* _WRITTEN INSTRUCTION_:
Begin at the line below that contains "Read the values". Repeat it and all remaining lines of the records exactly.

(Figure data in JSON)
** begin **

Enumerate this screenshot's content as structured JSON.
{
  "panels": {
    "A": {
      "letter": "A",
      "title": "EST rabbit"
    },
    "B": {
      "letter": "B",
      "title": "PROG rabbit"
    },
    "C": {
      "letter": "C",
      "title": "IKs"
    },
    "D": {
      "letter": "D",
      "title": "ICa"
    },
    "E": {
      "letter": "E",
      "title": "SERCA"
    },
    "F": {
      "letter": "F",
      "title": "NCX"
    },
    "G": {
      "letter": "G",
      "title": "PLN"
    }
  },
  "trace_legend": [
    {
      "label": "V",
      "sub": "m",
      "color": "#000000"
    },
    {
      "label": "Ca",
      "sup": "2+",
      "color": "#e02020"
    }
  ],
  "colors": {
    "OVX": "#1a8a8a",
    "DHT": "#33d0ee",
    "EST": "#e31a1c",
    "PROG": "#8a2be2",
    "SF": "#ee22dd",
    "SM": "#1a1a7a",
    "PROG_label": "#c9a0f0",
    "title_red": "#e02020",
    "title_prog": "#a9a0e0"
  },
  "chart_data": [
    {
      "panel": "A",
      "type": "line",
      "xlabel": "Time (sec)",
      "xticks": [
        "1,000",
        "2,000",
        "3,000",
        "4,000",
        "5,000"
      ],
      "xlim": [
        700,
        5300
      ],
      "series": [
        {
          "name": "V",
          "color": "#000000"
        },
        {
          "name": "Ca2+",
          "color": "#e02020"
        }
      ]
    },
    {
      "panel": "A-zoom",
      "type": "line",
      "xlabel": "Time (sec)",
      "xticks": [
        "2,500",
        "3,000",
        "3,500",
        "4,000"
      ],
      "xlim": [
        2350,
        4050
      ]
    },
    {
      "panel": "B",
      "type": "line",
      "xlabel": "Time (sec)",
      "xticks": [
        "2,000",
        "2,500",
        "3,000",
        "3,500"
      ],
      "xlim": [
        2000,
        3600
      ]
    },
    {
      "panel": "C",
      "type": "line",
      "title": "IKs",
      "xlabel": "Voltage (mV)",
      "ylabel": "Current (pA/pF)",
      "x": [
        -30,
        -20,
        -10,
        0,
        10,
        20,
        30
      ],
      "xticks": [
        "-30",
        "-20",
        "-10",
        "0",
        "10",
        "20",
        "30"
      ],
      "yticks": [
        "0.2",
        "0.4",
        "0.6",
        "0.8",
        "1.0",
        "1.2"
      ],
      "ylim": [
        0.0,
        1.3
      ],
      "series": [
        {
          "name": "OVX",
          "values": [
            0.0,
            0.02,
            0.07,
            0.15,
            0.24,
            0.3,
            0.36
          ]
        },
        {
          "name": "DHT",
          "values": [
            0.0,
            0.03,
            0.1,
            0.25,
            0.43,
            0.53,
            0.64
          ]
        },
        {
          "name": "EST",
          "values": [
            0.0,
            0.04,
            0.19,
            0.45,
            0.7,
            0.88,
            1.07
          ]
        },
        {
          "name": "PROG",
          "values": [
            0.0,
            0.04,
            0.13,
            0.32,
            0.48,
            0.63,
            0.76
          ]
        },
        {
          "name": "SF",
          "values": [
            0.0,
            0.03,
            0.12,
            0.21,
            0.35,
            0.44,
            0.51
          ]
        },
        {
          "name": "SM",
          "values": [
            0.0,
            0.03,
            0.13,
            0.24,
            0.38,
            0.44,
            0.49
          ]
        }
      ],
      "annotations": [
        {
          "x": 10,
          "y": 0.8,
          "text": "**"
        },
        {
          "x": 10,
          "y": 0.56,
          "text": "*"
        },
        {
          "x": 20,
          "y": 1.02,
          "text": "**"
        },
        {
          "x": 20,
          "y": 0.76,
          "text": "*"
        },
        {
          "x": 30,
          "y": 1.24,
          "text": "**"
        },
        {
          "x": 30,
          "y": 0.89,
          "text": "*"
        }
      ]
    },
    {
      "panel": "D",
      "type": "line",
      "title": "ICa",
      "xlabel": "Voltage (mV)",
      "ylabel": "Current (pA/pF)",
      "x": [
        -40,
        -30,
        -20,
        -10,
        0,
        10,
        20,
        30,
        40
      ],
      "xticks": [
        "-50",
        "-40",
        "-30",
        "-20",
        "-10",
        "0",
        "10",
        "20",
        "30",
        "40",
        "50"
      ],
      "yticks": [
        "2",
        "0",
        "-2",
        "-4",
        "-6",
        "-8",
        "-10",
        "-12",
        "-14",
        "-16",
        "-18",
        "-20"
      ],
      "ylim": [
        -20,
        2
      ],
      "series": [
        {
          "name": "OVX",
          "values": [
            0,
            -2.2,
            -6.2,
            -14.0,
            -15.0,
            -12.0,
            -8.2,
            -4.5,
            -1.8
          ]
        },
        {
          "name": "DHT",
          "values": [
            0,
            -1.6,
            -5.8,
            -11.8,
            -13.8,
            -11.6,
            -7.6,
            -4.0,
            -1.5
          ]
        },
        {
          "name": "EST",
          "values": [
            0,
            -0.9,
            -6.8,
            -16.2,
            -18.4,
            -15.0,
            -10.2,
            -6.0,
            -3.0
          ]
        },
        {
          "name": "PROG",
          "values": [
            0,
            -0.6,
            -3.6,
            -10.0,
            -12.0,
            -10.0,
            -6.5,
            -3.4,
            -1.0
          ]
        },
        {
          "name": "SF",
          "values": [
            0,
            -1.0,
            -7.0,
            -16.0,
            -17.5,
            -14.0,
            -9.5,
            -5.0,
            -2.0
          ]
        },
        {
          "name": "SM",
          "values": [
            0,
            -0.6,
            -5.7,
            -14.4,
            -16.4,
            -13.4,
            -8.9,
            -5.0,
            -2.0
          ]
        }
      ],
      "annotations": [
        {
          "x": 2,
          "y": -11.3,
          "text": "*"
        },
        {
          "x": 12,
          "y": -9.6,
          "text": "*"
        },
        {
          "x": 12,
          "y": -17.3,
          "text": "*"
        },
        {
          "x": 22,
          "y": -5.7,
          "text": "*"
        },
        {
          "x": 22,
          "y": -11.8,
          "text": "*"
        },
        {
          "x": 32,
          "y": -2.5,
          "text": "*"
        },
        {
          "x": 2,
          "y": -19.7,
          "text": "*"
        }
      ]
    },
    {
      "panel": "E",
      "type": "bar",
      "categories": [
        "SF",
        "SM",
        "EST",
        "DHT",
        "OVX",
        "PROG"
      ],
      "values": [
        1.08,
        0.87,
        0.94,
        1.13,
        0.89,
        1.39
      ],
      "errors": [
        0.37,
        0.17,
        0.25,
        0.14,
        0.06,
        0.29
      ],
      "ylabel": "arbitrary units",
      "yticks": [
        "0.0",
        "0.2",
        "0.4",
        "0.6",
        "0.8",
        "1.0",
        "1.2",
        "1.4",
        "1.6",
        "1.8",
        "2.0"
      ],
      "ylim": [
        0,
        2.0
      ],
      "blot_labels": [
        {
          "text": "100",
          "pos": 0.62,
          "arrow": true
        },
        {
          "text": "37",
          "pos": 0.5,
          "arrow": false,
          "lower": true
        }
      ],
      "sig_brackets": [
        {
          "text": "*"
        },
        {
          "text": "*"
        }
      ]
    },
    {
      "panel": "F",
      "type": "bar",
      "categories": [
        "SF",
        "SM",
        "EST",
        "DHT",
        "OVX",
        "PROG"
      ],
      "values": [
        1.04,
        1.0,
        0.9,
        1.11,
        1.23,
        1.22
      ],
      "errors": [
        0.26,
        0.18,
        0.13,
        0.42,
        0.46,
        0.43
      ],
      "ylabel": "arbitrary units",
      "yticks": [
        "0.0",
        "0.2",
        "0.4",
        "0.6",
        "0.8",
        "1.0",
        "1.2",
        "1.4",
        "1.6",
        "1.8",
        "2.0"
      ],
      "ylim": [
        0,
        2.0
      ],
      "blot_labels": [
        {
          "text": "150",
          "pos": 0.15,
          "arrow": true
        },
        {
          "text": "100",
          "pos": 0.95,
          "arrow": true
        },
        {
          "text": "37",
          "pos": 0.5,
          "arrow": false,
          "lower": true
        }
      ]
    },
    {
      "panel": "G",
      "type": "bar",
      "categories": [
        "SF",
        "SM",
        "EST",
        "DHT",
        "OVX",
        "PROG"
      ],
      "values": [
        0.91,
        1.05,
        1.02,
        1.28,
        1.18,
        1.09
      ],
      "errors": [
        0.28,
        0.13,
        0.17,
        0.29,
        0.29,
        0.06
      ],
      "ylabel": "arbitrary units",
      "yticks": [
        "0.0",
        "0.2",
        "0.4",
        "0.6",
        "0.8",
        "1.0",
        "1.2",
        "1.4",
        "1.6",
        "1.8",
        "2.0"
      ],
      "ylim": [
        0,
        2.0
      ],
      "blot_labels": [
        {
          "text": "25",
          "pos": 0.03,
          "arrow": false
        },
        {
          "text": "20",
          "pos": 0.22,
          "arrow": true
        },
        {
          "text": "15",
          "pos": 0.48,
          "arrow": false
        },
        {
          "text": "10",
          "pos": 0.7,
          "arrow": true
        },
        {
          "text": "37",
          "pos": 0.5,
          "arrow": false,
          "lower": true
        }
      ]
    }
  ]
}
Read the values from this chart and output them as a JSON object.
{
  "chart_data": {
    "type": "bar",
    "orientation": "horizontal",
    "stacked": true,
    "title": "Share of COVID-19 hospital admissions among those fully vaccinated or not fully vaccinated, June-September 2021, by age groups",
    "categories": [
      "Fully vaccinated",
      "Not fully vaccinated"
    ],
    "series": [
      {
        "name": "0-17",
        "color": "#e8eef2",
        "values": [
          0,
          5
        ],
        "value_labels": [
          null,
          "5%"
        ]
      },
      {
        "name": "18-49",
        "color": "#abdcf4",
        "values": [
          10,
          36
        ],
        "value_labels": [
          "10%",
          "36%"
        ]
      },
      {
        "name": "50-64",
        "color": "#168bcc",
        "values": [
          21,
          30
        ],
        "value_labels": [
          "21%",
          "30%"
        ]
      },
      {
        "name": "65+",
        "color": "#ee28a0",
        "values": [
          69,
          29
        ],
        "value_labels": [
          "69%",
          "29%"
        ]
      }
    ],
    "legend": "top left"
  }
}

** end **

* _WRITTEN ANSWER_:
Read the values from this chart and output them as a JSON object.
{
  "chart_data": {
    "type": "bar",
    "orientation": "horizontal",
    "stacked": true,
    "title": "Share of COVID-19 hospital admissions among those fully vaccinated or not fully vaccinated, June-September 2021, by age groups",
    "categories": [
      "Fully vaccinated",
      "Not fully vaccinated"
    ],
    "series": [
      {
        "name": "0-17",
        "color": "#e8eef2",
        "values": [
          0,
          5
        ],
        "value_labels": [
          null,
          "5%"
        ]
      },
      {
        "name": "18-49",
        "color": "#abdcf4",
        "values": [
          10,
          36
        ],
        "value_labels": [
          "10%",
          "36%"
        ]
      },
      {
        "name": "50-64",
        "color": "#168bcc",
        "values": [
          21,
          30
        ],
        "value_labels": [
          "21%",
          "30%"
        ]
      },
      {
        "name": "65+",
        "color": "#ee28a0",
        "values": [
          69,
          29
        ],
        "value_labels": [
          "69%",
          "29%"
        ]
      }
    ],
    "legend": "top left"
  }
}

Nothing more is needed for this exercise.